§ **Problem description**: Restate each line of the listing exactly, without carrying over any pictures.

§ **Record list**:
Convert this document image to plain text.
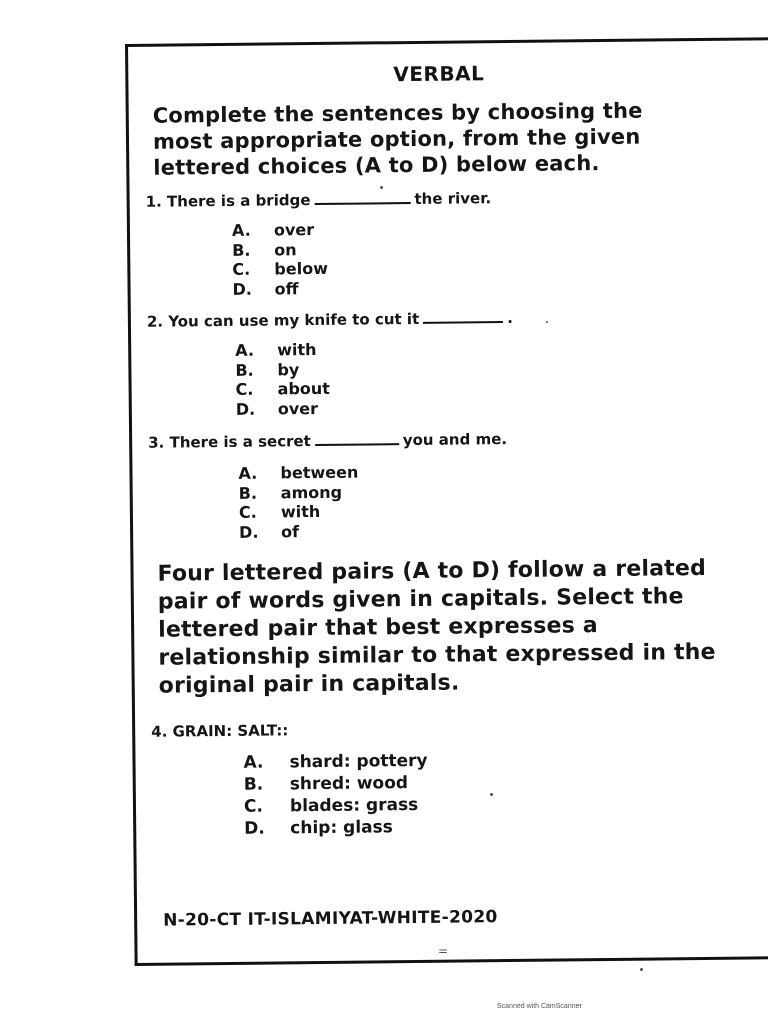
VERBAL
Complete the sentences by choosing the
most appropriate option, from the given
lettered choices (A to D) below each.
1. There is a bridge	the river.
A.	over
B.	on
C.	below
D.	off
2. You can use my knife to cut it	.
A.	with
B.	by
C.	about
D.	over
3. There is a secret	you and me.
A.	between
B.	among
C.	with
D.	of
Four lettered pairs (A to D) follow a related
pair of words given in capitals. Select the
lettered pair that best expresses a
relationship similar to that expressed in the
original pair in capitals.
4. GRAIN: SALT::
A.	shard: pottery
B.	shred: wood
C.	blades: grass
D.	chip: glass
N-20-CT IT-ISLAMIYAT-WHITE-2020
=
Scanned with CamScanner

§ **Complete output**:
Convert this document image to plain text.
VERBAL
Complete the sentences by choosing the
most appropriate option, from the given
lettered choices (A to D) below each.
1. There is a bridge	the river.
A.	over
B.	on
C.	below
D.	off
2. You can use my knife to cut it	.
A.	with
B.	by
C.	about
D.	over
3. There is a secret	you and me.
A.	between
B.	among
C.	with
D.	of
Four lettered pairs (A to D) follow a related
pair of words given in capitals. Select the
lettered pair that best expresses a
relationship similar to that expressed in the
original pair in capitals.
4. GRAIN: SALT::
A.	shard: pottery
B.	shred: wood
C.	blades: grass
D.	chip: glass
N-20-CT IT-ISLAMIYAT-WHITE-2020
=
Scanned with CamScanner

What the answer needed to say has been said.